↓
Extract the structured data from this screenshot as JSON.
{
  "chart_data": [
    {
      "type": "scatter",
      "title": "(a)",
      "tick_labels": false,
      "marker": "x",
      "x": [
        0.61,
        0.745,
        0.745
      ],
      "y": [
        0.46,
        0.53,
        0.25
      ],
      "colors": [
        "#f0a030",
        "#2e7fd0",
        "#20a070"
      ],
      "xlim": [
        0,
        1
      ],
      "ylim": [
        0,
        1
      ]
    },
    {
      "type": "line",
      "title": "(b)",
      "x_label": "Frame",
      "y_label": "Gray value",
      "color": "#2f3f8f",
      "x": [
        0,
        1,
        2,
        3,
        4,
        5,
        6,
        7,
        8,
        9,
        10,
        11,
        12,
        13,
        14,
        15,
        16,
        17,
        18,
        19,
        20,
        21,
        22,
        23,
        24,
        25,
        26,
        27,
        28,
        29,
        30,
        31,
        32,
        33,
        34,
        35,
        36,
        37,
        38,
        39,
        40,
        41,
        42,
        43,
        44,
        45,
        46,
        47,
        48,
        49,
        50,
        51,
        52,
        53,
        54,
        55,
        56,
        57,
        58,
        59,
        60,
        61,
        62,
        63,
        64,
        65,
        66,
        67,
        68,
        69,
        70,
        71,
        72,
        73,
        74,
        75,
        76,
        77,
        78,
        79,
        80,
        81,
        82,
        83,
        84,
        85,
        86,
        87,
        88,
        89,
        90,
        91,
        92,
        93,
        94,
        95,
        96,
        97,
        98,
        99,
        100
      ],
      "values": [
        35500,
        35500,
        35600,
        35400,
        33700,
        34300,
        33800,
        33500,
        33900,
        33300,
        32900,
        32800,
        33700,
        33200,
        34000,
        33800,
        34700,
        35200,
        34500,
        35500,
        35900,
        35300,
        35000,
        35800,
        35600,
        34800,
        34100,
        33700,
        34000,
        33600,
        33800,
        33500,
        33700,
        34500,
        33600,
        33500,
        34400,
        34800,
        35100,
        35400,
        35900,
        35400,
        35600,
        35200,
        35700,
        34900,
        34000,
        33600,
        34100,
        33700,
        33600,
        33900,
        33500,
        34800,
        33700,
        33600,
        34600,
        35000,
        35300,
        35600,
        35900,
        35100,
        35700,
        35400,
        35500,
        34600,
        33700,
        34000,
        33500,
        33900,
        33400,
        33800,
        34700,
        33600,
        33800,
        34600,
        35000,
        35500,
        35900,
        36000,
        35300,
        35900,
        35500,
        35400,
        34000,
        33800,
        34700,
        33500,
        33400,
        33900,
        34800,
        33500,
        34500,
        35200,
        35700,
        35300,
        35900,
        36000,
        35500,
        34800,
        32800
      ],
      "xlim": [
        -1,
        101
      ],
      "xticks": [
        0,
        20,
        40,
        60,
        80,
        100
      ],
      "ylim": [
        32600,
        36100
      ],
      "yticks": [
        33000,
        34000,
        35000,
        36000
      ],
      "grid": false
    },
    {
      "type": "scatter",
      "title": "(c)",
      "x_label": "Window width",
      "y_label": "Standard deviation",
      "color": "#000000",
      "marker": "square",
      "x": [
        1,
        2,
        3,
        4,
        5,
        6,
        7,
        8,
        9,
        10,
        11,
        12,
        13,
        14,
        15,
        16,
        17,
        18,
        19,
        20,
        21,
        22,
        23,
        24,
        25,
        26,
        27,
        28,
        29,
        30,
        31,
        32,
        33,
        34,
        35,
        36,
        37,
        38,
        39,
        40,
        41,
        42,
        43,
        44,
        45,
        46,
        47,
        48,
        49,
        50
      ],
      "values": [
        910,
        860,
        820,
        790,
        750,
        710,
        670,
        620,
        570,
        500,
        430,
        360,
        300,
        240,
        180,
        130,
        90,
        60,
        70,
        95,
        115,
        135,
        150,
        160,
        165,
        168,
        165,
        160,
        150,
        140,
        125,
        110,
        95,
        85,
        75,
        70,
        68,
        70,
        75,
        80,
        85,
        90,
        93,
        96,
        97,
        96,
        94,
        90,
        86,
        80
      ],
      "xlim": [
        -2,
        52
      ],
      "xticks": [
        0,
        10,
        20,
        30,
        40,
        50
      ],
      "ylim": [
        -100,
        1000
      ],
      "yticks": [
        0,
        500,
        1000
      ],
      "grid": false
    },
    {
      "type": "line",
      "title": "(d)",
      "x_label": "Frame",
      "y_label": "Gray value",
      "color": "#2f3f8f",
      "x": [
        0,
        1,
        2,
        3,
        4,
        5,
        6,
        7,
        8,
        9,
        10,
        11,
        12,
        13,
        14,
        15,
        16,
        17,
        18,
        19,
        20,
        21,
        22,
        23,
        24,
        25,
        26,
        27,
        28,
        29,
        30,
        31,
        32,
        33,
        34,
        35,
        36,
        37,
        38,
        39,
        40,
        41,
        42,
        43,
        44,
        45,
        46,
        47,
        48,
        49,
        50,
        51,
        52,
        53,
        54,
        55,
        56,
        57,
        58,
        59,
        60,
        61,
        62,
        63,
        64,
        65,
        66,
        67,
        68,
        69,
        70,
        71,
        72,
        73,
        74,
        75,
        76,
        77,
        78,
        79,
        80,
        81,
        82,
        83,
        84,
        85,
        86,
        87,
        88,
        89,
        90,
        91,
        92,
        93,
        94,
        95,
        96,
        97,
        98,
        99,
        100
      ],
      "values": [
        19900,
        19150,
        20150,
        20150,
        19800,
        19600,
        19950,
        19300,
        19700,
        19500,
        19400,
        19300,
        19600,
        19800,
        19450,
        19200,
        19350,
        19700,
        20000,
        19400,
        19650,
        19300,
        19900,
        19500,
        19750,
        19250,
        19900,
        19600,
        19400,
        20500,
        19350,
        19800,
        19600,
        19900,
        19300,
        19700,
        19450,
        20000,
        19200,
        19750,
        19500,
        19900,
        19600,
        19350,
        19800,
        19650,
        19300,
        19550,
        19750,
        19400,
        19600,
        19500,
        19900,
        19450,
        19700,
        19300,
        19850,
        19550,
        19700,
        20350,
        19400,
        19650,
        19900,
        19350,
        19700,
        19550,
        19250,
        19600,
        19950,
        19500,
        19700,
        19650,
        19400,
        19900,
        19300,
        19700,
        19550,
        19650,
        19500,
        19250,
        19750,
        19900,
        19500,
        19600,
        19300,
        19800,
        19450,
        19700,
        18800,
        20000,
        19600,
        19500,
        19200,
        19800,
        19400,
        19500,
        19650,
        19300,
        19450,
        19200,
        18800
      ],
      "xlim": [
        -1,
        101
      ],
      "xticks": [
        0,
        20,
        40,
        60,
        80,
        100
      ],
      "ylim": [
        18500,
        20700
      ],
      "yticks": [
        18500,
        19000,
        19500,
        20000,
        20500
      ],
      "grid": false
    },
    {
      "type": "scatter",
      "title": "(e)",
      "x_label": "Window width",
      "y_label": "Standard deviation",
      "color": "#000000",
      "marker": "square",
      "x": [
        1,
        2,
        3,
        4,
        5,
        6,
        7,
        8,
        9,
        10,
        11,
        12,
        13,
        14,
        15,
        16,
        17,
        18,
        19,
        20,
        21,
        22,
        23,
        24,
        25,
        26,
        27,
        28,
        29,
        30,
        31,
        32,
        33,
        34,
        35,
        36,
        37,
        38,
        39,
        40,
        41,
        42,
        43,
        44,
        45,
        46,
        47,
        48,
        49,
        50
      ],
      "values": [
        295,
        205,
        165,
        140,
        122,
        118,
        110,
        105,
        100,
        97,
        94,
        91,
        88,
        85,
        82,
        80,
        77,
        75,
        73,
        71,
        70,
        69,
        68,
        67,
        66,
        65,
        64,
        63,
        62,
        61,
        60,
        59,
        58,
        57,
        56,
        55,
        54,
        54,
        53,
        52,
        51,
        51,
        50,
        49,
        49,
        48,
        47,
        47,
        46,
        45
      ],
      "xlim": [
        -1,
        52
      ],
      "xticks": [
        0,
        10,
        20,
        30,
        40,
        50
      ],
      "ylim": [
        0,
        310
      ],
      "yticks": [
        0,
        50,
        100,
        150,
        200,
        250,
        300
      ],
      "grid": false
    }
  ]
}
↑
Show every line that contains the word "title".

### Response to the exercise
      "title": "(a)",
      "title": "(b)",
      "title": "(c)",
      "title": "(d)",
      "title": "(e)",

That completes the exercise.